:: What to produce ::
Check each line of the listing, and copy it if it contains the word "color".

:: Record set ::
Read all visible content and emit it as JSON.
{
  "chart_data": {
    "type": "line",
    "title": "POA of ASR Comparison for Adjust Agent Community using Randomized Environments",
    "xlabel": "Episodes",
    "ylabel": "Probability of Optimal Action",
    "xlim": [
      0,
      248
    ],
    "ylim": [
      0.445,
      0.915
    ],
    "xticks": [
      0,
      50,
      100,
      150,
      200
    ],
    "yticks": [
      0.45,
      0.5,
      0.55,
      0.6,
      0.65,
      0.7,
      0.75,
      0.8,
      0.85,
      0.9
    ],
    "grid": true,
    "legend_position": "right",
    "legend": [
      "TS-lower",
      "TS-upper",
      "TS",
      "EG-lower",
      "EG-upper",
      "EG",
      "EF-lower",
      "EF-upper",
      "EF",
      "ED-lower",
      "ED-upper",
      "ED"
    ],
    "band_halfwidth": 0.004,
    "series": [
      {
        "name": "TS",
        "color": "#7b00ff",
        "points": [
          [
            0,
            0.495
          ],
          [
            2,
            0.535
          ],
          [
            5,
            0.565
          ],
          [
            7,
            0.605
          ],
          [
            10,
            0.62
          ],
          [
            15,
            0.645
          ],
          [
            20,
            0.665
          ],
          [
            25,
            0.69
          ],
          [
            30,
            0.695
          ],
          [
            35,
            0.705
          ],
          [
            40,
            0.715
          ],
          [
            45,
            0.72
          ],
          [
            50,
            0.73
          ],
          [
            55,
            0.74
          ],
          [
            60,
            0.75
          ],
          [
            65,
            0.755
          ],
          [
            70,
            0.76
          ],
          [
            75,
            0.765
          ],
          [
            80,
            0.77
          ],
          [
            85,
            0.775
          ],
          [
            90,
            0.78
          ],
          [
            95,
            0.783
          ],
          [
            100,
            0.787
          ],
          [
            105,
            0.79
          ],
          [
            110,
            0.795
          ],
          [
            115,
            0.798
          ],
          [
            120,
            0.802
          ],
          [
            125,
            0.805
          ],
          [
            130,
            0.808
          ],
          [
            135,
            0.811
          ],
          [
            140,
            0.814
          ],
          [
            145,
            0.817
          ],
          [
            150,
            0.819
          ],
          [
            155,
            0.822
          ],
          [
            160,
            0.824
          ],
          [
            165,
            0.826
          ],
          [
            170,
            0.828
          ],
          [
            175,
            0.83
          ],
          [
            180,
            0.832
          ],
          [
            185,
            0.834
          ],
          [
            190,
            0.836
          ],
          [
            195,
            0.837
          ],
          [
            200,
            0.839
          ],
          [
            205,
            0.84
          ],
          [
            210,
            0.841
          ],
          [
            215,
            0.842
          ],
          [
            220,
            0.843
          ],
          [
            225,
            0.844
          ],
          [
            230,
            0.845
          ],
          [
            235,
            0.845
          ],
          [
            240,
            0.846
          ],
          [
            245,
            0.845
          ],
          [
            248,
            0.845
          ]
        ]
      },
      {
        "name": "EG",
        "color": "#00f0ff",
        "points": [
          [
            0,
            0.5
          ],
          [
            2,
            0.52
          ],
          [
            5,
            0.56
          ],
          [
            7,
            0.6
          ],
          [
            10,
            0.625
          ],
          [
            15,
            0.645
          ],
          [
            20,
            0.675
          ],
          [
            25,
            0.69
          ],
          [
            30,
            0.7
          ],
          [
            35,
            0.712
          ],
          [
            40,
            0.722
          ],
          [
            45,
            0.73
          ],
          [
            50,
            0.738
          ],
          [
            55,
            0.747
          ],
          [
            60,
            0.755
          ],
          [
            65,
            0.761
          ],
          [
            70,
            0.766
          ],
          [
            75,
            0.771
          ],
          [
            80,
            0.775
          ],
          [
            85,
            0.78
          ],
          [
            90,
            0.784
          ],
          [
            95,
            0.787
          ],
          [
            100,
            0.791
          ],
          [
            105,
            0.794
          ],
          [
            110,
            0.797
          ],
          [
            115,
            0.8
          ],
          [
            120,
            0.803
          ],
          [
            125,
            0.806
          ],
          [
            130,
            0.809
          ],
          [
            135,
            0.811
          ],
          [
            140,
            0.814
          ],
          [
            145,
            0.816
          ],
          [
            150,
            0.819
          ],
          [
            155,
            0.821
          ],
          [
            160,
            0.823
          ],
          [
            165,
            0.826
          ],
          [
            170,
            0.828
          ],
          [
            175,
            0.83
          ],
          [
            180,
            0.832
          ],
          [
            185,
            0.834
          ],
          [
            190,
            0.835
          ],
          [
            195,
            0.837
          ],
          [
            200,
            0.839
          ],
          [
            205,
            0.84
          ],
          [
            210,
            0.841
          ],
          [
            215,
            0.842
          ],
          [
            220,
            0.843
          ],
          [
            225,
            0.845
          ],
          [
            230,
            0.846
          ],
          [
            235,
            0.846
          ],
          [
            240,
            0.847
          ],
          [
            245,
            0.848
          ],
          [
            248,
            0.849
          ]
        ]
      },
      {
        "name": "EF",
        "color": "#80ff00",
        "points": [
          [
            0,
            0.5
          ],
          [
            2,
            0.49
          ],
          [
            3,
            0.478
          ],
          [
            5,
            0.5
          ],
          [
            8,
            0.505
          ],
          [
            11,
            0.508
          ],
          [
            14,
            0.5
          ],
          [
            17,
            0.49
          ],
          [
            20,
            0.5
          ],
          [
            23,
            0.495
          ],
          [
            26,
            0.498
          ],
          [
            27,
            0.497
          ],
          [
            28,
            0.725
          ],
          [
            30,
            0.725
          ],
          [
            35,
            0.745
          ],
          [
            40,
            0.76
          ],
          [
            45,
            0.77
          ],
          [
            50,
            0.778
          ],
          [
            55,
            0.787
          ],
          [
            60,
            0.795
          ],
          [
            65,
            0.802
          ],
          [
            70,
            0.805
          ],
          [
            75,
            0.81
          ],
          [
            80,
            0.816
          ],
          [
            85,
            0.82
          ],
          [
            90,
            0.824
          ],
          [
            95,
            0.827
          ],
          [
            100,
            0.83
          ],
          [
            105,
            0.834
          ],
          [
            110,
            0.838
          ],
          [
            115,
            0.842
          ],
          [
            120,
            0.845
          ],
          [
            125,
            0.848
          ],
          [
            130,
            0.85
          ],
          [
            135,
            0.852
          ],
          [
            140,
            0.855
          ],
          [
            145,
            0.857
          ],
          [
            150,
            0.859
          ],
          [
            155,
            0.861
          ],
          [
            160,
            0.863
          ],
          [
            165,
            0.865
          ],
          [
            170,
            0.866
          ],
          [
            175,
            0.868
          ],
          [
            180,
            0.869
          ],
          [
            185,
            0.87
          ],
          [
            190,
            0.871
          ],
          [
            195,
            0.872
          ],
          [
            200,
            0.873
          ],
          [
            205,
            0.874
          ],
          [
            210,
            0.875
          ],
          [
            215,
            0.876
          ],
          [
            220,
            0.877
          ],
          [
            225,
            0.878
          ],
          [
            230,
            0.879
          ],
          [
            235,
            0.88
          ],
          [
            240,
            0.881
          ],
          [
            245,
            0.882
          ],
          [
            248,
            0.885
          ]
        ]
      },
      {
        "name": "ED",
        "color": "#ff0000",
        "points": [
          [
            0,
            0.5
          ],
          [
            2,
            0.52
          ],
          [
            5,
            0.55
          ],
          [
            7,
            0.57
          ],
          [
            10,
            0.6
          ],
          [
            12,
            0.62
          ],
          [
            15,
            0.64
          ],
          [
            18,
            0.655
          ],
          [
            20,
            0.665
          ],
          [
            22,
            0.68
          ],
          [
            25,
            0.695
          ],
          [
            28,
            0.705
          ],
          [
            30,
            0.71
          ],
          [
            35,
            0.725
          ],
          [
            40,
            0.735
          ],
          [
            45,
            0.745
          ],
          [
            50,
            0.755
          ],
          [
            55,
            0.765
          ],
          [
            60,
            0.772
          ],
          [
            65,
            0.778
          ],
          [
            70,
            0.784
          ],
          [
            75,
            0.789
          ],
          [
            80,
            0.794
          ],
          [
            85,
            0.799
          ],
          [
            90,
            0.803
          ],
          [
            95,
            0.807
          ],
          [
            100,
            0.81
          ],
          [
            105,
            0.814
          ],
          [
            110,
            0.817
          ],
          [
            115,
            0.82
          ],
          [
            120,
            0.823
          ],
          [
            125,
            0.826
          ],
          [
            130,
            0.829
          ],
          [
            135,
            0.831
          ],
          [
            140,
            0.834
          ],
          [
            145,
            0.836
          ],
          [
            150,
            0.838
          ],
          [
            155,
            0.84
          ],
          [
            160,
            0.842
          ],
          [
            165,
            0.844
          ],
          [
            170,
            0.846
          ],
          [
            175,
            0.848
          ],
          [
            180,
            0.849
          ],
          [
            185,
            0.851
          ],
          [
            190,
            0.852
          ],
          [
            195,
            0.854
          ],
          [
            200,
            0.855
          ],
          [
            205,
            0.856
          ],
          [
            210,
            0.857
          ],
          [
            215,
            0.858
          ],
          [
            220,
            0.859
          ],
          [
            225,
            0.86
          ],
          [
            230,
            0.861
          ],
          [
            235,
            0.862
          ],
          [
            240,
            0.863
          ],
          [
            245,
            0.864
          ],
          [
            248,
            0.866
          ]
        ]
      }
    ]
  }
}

:: Solution ::
        "color": "#7b00ff",
        "color": "#00f0ff",
        "color": "#80ff00",
        "color": "#ff0000",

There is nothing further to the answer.